## [REQUIREMENTS]
Write out all lines holding the word "JSON".

-=-=-=-=-

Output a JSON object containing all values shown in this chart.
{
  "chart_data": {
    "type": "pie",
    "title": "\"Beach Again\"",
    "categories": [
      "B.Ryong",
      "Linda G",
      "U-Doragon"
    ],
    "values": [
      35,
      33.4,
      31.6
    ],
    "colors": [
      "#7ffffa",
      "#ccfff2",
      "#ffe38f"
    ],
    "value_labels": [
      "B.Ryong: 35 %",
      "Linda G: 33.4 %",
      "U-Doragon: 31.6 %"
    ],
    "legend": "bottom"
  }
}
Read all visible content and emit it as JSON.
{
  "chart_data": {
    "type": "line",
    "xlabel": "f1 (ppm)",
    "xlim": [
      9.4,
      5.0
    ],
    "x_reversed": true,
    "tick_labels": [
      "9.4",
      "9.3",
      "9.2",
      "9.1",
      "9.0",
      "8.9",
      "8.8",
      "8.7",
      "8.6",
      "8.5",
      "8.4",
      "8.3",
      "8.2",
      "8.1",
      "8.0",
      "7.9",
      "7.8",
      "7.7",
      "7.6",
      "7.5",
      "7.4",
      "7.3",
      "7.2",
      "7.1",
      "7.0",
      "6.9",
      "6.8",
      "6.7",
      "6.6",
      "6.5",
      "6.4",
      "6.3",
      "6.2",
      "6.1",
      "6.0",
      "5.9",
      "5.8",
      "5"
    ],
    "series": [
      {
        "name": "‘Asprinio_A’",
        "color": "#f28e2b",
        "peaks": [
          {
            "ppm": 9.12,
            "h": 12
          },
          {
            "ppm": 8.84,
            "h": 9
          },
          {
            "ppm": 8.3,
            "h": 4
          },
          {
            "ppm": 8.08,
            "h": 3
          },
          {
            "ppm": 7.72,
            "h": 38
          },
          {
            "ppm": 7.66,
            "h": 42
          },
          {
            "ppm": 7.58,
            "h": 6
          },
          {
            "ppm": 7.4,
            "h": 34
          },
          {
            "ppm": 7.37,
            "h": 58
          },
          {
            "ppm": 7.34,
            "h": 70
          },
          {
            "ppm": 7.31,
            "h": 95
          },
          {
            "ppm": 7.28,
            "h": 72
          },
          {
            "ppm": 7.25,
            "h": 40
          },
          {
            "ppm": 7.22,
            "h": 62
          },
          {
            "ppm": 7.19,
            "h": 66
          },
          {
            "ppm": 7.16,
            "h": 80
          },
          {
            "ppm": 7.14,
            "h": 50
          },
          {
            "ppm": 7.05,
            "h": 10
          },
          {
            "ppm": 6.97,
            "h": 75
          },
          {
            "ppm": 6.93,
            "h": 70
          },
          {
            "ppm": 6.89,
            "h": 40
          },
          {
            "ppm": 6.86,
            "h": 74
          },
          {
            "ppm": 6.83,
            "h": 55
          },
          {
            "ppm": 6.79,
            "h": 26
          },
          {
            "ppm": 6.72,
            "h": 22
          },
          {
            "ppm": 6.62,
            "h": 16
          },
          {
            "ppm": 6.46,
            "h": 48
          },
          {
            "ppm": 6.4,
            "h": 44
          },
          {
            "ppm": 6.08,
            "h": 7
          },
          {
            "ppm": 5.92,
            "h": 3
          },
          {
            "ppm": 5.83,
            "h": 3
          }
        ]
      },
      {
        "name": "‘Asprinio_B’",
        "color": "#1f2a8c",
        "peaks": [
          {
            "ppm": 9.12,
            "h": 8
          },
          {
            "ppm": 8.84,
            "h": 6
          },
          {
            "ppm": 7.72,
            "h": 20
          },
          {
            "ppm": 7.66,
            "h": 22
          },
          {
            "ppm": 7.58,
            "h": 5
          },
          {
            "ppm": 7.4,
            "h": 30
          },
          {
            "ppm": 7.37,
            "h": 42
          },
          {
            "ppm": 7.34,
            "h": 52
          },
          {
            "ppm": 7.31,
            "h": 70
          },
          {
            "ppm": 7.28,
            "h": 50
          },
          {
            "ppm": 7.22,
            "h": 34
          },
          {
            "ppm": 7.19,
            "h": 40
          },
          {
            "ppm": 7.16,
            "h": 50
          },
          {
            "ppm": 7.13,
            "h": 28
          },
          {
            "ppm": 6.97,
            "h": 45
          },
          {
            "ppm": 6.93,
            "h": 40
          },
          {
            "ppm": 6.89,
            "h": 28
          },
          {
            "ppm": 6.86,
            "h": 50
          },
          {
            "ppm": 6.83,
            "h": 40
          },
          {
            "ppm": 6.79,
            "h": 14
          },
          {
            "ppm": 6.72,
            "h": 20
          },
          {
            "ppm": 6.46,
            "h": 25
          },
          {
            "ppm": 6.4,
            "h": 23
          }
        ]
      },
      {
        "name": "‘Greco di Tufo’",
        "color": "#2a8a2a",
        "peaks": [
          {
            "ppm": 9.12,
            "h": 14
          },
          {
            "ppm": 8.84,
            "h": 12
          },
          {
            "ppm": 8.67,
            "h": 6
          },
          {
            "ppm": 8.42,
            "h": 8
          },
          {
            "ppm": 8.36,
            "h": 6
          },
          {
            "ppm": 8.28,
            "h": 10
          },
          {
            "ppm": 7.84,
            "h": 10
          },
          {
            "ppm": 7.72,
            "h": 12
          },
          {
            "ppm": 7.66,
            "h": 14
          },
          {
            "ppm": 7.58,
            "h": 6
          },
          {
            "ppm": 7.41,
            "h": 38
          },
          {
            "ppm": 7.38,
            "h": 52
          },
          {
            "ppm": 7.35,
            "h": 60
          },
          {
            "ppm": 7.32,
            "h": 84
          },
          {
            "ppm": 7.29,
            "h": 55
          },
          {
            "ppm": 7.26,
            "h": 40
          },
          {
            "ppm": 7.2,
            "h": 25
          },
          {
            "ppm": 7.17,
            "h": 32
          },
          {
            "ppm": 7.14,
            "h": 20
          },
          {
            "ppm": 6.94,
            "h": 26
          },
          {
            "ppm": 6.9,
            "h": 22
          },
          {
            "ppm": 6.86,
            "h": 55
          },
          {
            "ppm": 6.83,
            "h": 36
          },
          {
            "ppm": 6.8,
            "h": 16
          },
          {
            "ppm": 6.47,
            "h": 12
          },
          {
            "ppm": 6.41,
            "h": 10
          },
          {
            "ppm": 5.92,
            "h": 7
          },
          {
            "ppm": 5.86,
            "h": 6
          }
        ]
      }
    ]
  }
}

-=-=-=-=-

## [REPLY TO THE EXERCISE]
Output a JSON object containing all values shown in this chart.
Read all visible content and emit it as JSON.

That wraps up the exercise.